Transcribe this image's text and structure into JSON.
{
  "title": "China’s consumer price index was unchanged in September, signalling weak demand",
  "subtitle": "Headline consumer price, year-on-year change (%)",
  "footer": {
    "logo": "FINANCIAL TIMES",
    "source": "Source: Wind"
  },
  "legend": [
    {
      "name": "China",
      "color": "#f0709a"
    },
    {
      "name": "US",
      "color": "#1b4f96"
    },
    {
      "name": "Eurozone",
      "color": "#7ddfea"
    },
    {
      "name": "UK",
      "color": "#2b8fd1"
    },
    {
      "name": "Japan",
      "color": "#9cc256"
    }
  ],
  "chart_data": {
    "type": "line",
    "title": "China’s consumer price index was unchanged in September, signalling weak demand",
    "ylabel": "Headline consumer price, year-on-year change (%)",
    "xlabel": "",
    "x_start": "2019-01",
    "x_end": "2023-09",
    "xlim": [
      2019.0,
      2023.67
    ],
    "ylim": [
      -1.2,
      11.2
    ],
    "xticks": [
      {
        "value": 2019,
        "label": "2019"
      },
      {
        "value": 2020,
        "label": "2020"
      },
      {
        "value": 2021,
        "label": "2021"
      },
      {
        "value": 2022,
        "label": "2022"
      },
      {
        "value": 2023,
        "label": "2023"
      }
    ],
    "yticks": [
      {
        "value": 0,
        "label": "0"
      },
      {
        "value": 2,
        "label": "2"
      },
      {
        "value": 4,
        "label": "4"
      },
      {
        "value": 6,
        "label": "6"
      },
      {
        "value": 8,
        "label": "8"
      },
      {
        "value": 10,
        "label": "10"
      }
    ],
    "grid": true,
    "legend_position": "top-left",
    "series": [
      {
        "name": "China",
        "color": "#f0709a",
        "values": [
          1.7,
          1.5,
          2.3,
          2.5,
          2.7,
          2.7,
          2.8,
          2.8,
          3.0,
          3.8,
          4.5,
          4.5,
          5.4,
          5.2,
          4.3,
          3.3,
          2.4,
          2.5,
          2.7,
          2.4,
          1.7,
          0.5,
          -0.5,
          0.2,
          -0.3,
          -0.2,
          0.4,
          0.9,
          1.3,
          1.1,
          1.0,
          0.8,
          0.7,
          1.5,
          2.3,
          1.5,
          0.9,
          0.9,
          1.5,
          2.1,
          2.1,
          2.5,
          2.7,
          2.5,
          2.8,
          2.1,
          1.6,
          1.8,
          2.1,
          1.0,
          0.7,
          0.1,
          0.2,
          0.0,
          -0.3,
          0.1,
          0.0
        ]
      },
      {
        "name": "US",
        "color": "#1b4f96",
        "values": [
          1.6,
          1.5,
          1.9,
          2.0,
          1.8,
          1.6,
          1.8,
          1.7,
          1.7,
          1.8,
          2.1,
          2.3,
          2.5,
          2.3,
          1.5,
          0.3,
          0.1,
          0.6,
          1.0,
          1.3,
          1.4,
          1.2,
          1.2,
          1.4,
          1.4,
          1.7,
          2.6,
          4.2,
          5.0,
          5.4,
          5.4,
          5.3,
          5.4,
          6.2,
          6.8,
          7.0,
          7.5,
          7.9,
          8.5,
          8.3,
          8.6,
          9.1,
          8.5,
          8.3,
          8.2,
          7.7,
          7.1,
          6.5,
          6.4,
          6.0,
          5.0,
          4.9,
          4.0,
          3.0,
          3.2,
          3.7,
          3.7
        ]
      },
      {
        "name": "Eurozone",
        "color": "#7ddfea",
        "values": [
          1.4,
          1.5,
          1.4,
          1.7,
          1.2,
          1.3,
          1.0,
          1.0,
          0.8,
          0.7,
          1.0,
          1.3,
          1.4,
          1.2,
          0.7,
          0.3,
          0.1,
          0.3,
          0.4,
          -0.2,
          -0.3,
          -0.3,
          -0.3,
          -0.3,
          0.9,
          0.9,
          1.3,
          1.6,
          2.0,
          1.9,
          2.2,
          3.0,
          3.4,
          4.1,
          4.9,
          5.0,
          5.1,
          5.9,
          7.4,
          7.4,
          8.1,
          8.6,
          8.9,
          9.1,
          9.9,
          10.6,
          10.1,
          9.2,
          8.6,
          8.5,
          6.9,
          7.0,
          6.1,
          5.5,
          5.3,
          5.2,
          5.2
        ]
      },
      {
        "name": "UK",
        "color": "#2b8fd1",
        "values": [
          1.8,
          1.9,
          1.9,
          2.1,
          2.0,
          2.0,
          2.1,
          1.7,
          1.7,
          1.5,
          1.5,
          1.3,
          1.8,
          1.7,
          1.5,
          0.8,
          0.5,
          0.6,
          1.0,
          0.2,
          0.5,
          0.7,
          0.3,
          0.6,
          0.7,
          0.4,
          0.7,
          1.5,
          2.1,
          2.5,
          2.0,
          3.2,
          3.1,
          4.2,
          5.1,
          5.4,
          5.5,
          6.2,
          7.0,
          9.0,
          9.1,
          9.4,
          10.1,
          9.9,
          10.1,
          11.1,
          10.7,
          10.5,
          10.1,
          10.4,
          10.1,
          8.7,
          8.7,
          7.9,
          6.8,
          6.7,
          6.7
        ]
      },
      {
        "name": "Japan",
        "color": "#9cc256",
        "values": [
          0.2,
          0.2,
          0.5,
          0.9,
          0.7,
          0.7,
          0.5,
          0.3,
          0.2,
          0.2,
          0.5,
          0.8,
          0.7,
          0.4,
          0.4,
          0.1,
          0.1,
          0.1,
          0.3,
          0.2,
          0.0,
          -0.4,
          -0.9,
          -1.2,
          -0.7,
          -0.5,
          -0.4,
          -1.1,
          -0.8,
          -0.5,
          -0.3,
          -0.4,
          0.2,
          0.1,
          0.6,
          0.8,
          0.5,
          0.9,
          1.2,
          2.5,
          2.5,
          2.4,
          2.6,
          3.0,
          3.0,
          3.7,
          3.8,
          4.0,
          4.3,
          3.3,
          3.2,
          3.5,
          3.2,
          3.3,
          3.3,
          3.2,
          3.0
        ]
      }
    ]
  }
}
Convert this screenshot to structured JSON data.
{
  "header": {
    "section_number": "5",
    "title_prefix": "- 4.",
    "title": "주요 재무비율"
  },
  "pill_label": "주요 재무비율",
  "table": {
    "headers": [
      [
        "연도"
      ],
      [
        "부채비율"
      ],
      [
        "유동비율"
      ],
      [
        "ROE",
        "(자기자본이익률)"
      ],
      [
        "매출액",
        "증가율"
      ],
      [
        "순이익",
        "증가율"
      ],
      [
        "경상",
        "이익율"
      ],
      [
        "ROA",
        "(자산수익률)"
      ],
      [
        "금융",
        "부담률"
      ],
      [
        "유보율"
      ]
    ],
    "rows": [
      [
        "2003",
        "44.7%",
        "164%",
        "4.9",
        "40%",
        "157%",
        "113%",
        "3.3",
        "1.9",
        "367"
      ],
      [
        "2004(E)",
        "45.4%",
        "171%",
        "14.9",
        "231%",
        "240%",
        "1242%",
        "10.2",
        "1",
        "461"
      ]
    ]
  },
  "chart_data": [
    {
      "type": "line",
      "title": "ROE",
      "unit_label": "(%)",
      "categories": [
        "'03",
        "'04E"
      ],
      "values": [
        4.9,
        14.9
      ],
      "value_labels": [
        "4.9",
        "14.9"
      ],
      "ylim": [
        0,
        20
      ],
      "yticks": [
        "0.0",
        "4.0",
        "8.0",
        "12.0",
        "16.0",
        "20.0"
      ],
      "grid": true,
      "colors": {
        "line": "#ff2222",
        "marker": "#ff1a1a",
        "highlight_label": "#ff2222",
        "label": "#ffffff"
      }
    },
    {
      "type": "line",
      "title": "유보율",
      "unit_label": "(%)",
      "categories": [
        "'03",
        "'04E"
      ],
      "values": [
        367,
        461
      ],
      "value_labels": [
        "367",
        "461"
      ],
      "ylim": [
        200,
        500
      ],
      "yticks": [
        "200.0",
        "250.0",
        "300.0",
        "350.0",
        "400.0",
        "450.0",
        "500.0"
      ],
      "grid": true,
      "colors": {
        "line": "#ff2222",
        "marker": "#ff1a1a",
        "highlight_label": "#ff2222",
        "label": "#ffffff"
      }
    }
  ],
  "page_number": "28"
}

★ ★ ★

EXERCISE GOAL >>
Scan the data for the word "China" and copy every line where it shows up.

FULL OUTPUT >>
  "title": "China’s consumer price index was unchanged in September, signalling weak demand",
      "name": "China",
    "title": "China’s consumer price index was unchanged in September, signalling weak demand",
        "name": "China",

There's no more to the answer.